Zapisane wpisy
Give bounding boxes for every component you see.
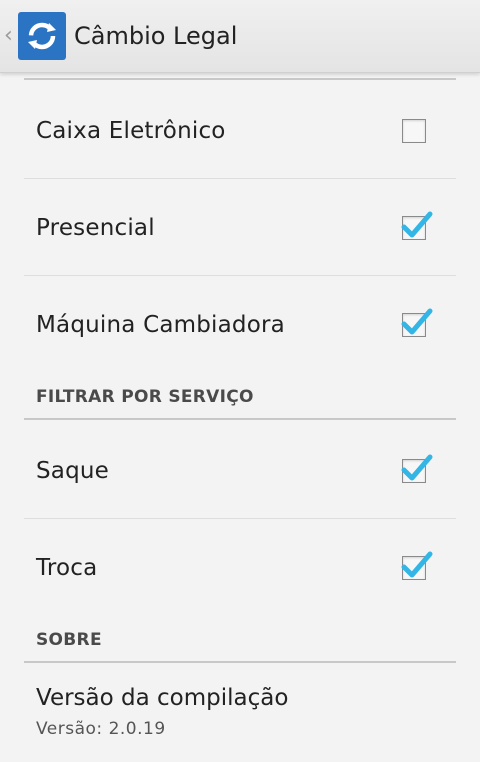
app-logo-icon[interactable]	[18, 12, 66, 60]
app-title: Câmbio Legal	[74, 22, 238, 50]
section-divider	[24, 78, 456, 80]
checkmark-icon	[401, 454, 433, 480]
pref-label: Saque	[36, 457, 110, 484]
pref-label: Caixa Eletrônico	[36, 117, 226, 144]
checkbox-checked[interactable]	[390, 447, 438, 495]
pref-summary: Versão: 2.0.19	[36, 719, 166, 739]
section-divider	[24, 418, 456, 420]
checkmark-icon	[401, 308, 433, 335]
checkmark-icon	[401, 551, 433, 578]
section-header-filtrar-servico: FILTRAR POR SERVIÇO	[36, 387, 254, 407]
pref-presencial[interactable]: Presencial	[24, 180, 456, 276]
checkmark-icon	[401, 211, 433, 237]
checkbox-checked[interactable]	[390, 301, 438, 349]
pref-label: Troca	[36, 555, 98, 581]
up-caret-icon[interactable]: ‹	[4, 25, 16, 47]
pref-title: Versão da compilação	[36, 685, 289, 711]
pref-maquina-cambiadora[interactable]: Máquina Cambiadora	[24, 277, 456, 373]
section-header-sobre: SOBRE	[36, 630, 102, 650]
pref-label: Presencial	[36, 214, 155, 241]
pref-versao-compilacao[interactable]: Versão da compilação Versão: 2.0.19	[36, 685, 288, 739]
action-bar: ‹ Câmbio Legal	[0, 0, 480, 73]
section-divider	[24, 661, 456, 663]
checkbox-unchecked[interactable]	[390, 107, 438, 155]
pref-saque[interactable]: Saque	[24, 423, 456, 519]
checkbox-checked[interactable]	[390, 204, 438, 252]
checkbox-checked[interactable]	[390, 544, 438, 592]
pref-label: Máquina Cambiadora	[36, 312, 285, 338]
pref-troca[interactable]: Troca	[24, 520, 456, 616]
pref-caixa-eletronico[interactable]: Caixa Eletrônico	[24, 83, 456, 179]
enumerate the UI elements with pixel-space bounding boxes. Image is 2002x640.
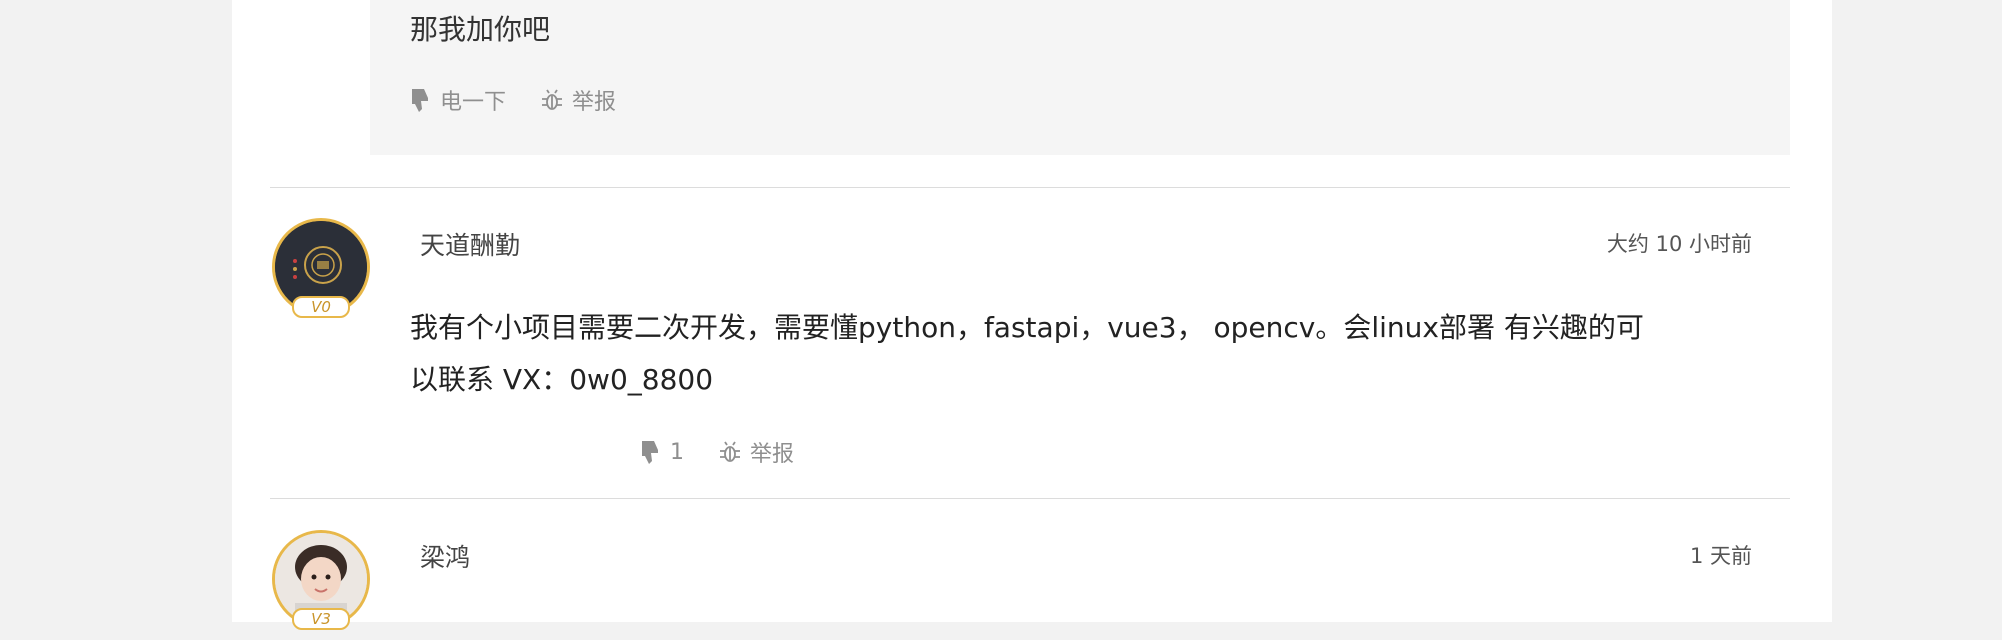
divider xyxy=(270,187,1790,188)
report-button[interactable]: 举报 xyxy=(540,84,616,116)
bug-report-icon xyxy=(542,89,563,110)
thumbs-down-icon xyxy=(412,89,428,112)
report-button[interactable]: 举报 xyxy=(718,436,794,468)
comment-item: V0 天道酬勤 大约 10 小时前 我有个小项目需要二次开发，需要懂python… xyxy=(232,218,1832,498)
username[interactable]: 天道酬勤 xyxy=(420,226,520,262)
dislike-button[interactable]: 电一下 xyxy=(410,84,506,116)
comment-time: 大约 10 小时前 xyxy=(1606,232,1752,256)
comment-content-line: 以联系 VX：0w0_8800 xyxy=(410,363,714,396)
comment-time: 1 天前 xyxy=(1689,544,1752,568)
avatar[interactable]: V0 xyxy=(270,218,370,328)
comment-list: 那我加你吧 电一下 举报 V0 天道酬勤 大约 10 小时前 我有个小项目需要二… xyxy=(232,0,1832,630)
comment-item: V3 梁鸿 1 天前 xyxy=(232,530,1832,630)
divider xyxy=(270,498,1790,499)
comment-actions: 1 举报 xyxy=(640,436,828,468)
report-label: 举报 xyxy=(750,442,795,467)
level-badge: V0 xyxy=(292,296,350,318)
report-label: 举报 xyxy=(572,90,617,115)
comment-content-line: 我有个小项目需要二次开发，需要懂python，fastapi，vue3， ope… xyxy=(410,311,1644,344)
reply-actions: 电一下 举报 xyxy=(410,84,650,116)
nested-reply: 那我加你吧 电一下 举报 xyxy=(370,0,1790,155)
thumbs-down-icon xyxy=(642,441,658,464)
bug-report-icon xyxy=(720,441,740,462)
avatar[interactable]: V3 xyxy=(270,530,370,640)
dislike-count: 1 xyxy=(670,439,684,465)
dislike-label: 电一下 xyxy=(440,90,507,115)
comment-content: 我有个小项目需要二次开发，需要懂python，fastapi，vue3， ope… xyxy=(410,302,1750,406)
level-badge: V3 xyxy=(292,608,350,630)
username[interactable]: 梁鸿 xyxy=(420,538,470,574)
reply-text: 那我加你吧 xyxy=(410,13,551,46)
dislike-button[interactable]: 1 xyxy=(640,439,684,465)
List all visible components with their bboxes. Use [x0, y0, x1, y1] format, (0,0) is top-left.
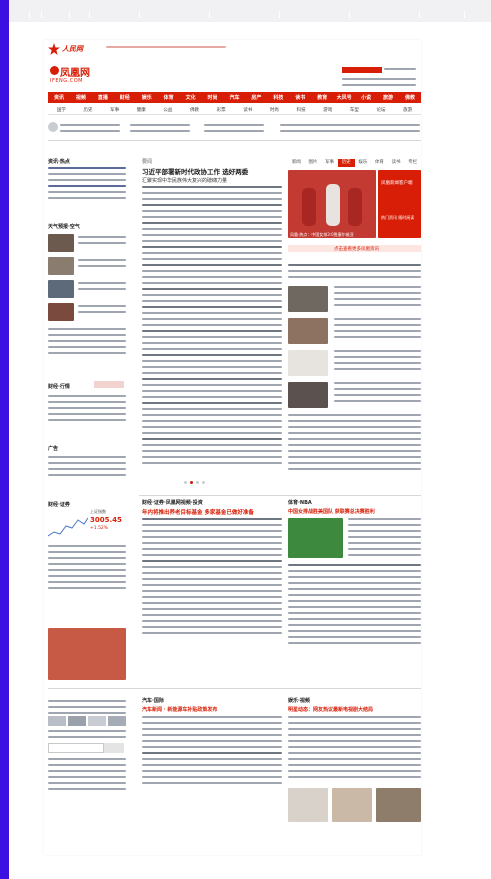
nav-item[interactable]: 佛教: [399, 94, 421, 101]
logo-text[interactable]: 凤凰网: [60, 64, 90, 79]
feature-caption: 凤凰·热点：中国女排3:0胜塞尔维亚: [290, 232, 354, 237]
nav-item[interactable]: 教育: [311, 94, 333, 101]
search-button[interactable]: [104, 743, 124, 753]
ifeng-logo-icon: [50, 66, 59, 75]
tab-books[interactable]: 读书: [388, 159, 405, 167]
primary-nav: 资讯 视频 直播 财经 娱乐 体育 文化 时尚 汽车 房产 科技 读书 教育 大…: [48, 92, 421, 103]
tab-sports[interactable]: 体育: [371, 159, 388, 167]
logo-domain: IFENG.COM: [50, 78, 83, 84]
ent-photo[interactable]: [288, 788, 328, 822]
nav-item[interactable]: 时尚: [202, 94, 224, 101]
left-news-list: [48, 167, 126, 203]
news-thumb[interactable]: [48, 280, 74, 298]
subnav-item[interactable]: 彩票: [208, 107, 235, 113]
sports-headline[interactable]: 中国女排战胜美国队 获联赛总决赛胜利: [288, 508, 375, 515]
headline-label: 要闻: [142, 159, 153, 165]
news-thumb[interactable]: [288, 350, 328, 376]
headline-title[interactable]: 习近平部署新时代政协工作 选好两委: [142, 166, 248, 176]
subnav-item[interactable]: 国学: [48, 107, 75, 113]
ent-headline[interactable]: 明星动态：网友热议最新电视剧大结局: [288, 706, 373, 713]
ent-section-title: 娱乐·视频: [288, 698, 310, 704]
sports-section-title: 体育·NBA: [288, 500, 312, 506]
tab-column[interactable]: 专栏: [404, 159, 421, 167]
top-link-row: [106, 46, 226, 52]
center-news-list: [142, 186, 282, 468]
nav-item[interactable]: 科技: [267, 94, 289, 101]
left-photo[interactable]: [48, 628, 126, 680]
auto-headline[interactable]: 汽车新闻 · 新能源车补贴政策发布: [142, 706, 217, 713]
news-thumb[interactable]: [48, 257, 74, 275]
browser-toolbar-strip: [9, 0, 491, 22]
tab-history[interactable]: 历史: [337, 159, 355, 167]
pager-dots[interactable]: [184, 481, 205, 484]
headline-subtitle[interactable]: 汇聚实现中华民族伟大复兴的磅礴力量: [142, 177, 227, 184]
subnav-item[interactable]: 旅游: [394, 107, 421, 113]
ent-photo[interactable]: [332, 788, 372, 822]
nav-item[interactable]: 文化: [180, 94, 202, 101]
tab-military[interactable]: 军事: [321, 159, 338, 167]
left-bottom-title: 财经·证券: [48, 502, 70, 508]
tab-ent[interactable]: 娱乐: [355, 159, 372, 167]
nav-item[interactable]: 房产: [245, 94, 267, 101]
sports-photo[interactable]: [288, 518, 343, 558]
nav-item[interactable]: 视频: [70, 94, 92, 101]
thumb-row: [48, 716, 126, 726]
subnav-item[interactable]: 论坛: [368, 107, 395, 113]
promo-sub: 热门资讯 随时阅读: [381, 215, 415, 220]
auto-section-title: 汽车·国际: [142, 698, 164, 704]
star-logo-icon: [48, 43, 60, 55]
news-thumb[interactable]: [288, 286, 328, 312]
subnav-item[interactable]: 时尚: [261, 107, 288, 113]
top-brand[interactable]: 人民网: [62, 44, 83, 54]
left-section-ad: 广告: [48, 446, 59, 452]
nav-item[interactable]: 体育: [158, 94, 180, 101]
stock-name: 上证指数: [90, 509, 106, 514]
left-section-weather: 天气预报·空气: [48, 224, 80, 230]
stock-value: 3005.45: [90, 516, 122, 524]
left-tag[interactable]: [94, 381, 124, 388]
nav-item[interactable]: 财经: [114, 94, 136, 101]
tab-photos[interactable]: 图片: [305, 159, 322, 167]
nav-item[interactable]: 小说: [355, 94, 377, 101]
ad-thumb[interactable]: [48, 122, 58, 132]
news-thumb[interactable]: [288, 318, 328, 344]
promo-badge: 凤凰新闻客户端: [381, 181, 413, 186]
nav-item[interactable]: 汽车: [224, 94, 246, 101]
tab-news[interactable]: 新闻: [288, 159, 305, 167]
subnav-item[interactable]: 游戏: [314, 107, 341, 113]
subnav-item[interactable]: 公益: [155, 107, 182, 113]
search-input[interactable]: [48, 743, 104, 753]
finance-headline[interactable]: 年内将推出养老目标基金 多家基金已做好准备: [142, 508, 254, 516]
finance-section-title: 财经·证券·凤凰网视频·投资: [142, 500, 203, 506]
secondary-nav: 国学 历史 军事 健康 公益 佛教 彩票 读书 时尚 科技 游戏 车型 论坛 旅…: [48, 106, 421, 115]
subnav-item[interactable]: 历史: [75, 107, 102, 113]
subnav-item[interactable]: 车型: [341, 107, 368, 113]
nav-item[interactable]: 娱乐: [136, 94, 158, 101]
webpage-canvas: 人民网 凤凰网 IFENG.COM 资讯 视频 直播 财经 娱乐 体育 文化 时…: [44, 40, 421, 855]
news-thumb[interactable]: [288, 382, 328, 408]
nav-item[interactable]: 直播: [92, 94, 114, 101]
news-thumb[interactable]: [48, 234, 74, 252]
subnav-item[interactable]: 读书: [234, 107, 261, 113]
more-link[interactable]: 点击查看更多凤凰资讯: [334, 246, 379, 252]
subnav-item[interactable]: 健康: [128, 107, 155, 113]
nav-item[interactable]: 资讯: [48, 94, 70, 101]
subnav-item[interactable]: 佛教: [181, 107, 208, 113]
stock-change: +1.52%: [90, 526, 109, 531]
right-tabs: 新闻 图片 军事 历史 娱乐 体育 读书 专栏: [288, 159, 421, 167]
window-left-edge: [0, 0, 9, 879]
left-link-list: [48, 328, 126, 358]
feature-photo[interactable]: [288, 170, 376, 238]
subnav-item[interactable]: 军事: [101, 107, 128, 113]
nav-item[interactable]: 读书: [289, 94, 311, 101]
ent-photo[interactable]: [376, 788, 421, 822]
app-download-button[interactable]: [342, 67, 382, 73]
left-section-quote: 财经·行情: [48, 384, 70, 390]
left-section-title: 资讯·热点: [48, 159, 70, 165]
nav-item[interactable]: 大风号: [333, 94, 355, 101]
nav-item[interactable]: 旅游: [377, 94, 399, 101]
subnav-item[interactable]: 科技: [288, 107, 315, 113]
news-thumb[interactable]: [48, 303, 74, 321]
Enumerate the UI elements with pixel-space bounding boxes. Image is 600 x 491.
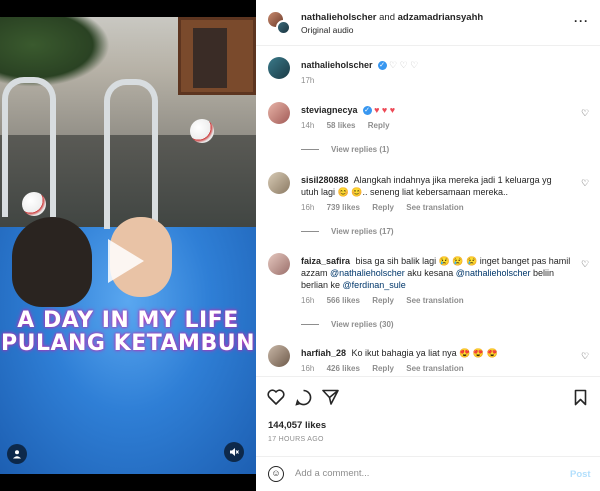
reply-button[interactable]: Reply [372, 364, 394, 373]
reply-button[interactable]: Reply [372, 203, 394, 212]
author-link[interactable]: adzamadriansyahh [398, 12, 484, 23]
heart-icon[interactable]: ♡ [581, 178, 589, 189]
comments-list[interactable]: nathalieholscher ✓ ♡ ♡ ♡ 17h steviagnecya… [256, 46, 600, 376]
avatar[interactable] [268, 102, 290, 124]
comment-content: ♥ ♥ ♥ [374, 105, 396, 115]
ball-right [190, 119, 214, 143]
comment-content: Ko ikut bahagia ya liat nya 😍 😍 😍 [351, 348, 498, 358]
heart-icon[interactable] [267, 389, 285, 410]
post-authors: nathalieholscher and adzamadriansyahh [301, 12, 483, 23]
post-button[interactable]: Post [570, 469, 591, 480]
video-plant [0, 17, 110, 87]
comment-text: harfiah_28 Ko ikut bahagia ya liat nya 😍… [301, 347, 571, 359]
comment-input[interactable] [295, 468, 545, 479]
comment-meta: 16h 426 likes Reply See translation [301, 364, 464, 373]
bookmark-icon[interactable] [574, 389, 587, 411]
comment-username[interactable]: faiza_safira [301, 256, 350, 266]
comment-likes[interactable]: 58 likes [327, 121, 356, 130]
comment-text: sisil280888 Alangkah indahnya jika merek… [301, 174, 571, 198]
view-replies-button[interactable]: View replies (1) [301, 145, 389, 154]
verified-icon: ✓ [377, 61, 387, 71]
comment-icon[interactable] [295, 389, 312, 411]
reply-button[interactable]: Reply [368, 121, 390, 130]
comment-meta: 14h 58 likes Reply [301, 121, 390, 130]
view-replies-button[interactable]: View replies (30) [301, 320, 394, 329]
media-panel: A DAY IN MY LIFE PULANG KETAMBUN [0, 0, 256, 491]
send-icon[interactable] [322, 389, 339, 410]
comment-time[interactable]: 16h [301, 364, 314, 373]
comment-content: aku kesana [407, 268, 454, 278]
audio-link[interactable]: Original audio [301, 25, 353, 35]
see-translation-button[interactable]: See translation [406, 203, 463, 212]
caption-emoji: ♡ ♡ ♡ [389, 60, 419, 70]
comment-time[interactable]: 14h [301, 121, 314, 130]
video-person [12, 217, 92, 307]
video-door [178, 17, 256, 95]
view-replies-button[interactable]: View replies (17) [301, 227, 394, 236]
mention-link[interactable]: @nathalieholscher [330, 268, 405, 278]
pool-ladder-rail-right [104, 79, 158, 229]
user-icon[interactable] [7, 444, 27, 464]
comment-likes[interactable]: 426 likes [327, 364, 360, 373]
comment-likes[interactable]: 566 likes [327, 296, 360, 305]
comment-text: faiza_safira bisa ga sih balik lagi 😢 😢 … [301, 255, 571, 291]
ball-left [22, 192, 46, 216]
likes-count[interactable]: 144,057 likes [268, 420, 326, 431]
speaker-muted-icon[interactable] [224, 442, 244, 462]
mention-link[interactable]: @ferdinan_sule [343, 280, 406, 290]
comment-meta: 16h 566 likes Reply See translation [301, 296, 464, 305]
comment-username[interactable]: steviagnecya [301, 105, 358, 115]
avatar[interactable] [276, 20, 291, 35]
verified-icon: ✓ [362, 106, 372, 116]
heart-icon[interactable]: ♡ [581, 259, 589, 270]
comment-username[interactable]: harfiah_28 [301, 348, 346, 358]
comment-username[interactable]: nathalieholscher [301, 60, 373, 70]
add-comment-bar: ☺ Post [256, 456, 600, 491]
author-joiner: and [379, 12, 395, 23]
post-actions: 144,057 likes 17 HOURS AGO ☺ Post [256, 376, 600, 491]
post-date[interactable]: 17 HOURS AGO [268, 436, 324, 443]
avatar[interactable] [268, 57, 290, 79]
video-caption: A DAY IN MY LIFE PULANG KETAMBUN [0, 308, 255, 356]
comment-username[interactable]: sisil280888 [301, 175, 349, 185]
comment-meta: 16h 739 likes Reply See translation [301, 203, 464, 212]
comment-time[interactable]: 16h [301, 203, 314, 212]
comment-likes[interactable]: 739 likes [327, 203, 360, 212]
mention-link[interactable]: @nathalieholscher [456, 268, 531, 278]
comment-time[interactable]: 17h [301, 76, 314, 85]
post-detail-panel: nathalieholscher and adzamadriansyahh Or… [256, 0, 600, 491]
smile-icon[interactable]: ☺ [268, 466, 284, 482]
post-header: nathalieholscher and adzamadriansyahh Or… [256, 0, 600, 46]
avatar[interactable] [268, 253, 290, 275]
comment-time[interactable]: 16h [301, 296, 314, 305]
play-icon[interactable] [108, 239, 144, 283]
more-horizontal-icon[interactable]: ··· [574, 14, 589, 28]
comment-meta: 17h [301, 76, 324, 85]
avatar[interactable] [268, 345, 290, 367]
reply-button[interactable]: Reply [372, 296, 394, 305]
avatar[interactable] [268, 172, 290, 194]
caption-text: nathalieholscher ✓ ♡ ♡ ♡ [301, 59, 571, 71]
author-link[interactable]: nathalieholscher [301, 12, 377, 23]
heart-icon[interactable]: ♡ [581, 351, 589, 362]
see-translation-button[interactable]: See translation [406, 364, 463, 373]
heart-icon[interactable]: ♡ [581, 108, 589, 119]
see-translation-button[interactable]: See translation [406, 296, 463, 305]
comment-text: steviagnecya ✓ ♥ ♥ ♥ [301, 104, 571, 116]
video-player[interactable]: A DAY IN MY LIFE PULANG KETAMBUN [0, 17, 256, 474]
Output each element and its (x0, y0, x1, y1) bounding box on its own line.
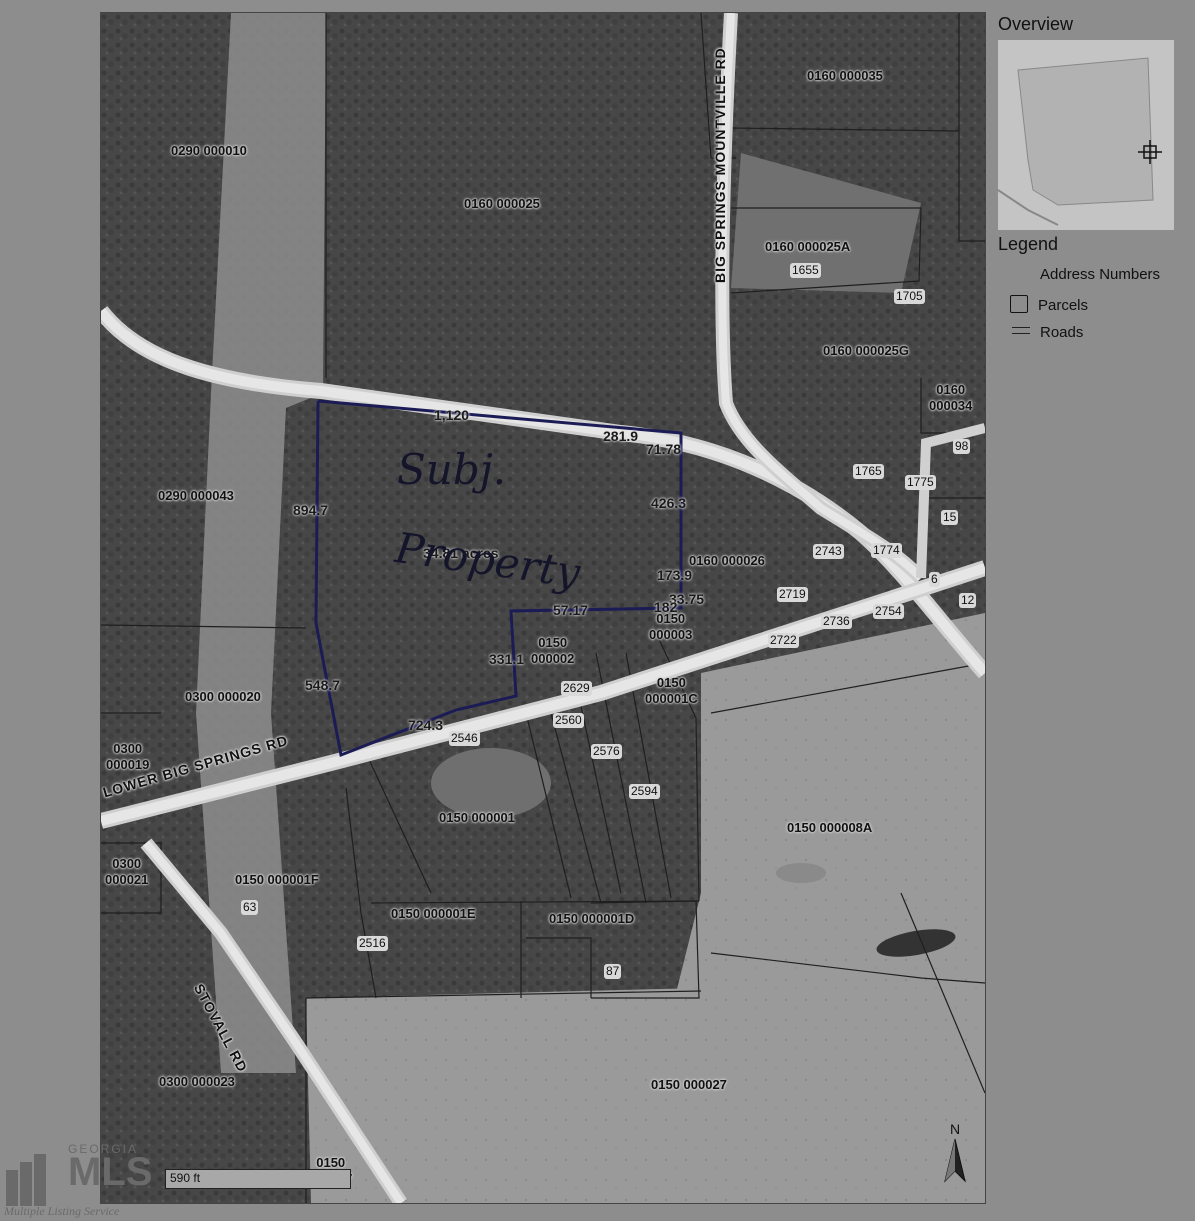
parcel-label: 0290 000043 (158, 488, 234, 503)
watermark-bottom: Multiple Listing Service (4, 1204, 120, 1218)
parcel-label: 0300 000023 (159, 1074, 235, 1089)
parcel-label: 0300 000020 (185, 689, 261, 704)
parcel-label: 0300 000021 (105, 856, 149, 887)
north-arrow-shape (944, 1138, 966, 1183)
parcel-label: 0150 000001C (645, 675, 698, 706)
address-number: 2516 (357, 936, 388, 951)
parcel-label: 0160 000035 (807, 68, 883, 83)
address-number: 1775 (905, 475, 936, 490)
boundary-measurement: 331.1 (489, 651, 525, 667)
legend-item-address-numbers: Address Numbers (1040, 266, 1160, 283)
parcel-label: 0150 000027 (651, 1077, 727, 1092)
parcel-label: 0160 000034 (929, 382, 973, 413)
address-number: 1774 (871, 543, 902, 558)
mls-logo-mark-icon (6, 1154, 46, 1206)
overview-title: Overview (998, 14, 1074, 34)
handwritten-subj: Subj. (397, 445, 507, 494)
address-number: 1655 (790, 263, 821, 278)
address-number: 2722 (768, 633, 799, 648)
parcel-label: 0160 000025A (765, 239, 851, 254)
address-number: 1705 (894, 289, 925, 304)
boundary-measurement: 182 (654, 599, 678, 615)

** Zadanie **
Proszę przytoczyć bez żadnych zmian wiersze danych od wiersza zawierającego „divider xyxy=(270,187,1790,188)” do wiersza zawierającego „username[interactable]: 天道酬勤 xyxy=(420,226,520,262)”, włącznie z oboma.

** Odpowiedź **
divider xyxy=(270,187,1790,188)
report-button[interactable]: 举报 xyxy=(540,84,616,116)
bug-report-icon xyxy=(542,89,563,110)
thumbs-down-icon xyxy=(412,89,428,112)
report-button[interactable]: 举报 xyxy=(718,436,794,468)
comment-item: V0 天道酬勤 大约 10 小时前 我有个小项目需要二次开发，需要懂python… xyxy=(232,218,1832,498)
username[interactable]: 天道酬勤 xyxy=(420,226,520,262)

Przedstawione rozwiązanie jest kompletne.